(Dataset entries)
※
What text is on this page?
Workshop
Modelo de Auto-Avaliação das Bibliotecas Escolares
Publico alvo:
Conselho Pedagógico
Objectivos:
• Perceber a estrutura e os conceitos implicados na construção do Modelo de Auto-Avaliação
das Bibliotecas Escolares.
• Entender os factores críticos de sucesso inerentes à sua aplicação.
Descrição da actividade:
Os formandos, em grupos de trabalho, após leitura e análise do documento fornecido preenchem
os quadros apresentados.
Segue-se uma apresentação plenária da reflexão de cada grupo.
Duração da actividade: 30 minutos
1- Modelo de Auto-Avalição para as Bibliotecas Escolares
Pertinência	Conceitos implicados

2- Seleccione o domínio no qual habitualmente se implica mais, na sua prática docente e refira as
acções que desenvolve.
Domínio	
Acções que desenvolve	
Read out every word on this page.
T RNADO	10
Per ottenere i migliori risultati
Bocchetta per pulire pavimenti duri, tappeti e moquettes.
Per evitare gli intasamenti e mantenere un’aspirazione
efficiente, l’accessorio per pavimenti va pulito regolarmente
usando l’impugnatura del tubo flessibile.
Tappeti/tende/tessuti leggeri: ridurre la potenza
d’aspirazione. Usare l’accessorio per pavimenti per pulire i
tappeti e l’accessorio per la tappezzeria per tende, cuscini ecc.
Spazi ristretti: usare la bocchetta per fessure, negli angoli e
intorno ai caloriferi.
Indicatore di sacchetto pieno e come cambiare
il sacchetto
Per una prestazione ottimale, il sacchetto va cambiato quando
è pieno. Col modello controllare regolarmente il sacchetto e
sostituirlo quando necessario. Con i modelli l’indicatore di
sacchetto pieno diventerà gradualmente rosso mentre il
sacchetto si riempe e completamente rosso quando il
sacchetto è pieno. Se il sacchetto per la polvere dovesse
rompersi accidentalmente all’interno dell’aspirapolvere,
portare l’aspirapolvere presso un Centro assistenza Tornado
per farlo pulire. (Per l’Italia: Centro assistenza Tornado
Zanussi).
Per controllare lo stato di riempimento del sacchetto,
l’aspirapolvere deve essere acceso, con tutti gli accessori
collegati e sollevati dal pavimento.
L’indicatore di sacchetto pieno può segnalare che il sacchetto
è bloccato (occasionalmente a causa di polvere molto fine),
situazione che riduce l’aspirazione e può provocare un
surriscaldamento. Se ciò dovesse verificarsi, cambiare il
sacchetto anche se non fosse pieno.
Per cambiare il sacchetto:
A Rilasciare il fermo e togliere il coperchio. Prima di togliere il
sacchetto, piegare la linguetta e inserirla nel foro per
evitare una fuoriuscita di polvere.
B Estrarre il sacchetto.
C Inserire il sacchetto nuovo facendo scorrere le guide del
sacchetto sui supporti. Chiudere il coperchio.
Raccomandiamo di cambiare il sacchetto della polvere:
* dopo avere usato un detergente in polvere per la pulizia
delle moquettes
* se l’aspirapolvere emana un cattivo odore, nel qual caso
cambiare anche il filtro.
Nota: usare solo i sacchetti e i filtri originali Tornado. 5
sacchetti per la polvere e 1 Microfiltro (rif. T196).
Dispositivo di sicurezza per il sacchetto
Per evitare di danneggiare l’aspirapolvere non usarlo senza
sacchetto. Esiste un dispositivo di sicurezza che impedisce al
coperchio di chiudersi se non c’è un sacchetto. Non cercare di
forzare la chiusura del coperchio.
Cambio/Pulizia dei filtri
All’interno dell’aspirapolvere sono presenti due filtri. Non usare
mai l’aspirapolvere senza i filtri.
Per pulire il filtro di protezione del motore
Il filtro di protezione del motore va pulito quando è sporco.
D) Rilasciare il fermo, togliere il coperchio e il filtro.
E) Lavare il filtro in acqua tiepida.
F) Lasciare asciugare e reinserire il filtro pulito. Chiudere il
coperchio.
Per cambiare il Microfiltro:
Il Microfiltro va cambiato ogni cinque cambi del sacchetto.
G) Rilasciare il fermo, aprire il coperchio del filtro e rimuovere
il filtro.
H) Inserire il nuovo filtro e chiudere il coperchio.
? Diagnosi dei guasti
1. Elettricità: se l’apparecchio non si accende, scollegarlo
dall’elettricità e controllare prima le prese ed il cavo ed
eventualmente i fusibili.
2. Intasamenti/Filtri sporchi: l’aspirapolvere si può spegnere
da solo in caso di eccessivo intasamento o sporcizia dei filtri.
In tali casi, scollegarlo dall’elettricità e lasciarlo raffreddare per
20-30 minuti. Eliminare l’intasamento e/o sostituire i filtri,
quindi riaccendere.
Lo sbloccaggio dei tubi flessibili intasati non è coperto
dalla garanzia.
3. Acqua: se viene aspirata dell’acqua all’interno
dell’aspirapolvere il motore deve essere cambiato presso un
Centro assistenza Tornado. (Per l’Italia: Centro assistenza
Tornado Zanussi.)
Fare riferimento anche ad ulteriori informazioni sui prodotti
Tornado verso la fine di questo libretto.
※
Exercise brief
Return each line of the records above exactly as it reads.

Complete response
What text is on this page?
Workshop
Modelo de Auto-Avaliação das Bibliotecas Escolares
Publico alvo:
Conselho Pedagógico
Objectivos:
• Perceber a estrutura e os conceitos implicados na construção do Modelo de Auto-Avaliação
das Bibliotecas Escolares.
• Entender os factores críticos de sucesso inerentes à sua aplicação.
Descrição da actividade:
Os formandos, em grupos de trabalho, após leitura e análise do documento fornecido preenchem
os quadros apresentados.
Segue-se uma apresentação plenária da reflexão de cada grupo.
Duração da actividade: 30 minutos
1- Modelo de Auto-Avalição para as Bibliotecas Escolares
Pertinência	Conceitos implicados

2- Seleccione o domínio no qual habitualmente se implica mais, na sua prática docente e refira as
acções que desenvolve.
Domínio	
Acções que desenvolve	
Read out every word on this page.
T RNADO	10
Per ottenere i migliori risultati
Bocchetta per pulire pavimenti duri, tappeti e moquettes.
Per evitare gli intasamenti e mantenere un’aspirazione
efficiente, l’accessorio per pavimenti va pulito regolarmente
usando l’impugnatura del tubo flessibile.
Tappeti/tende/tessuti leggeri: ridurre la potenza
d’aspirazione. Usare l’accessorio per pavimenti per pulire i
tappeti e l’accessorio per la tappezzeria per tende, cuscini ecc.
Spazi ristretti: usare la bocchetta per fessure, negli angoli e
intorno ai caloriferi.
Indicatore di sacchetto pieno e come cambiare
il sacchetto
Per una prestazione ottimale, il sacchetto va cambiato quando
è pieno. Col modello controllare regolarmente il sacchetto e
sostituirlo quando necessario. Con i modelli l’indicatore di
sacchetto pieno diventerà gradualmente rosso mentre il
sacchetto si riempe e completamente rosso quando il
sacchetto è pieno. Se il sacchetto per la polvere dovesse
rompersi accidentalmente all’interno dell’aspirapolvere,
portare l’aspirapolvere presso un Centro assistenza Tornado
per farlo pulire. (Per l’Italia: Centro assistenza Tornado
Zanussi).
Per controllare lo stato di riempimento del sacchetto,
l’aspirapolvere deve essere acceso, con tutti gli accessori
collegati e sollevati dal pavimento.
L’indicatore di sacchetto pieno può segnalare che il sacchetto
è bloccato (occasionalmente a causa di polvere molto fine),
situazione che riduce l’aspirazione e può provocare un
surriscaldamento. Se ciò dovesse verificarsi, cambiare il
sacchetto anche se non fosse pieno.
Per cambiare il sacchetto:
A Rilasciare il fermo e togliere il coperchio. Prima di togliere il
sacchetto, piegare la linguetta e inserirla nel foro per
evitare una fuoriuscita di polvere.
B Estrarre il sacchetto.
C Inserire il sacchetto nuovo facendo scorrere le guide del
sacchetto sui supporti. Chiudere il coperchio.
Raccomandiamo di cambiare il sacchetto della polvere:
* dopo avere usato un detergente in polvere per la pulizia
delle moquettes
* se l’aspirapolvere emana un cattivo odore, nel qual caso
cambiare anche il filtro.
Nota: usare solo i sacchetti e i filtri originali Tornado. 5
sacchetti per la polvere e 1 Microfiltro (rif. T196).
Dispositivo di sicurezza per il sacchetto
Per evitare di danneggiare l’aspirapolvere non usarlo senza
sacchetto. Esiste un dispositivo di sicurezza che impedisce al
coperchio di chiudersi se non c’è un sacchetto. Non cercare di
forzare la chiusura del coperchio.
Cambio/Pulizia dei filtri
All’interno dell’aspirapolvere sono presenti due filtri. Non usare
mai l’aspirapolvere senza i filtri.
Per pulire il filtro di protezione del motore
Il filtro di protezione del motore va pulito quando è sporco.
D) Rilasciare il fermo, togliere il coperchio e il filtro.
E) Lavare il filtro in acqua tiepida.
F) Lasciare asciugare e reinserire il filtro pulito. Chiudere il
coperchio.
Per cambiare il Microfiltro:
Il Microfiltro va cambiato ogni cinque cambi del sacchetto.
G) Rilasciare il fermo, aprire il coperchio del filtro e rimuovere
il filtro.
H) Inserire il nuovo filtro e chiudere il coperchio.
? Diagnosi dei guasti
1. Elettricità: se l’apparecchio non si accende, scollegarlo
dall’elettricità e controllare prima le prese ed il cavo ed
eventualmente i fusibili.
2. Intasamenti/Filtri sporchi: l’aspirapolvere si può spegnere
da solo in caso di eccessivo intasamento o sporcizia dei filtri.
In tali casi, scollegarlo dall’elettricità e lasciarlo raffreddare per
20-30 minuti. Eliminare l’intasamento e/o sostituire i filtri,
quindi riaccendere.
Lo sbloccaggio dei tubi flessibili intasati non è coperto
dalla garanzia.
3. Acqua: se viene aspirata dell’acqua all’interno
dell’aspirapolvere il motore deve essere cambiato presso un
Centro assistenza Tornado. (Per l’Italia: Centro assistenza
Tornado Zanussi.)
Fare riferimento anche ad ulteriori informazioni sui prodotti
Tornado verso la fine di questo libretto.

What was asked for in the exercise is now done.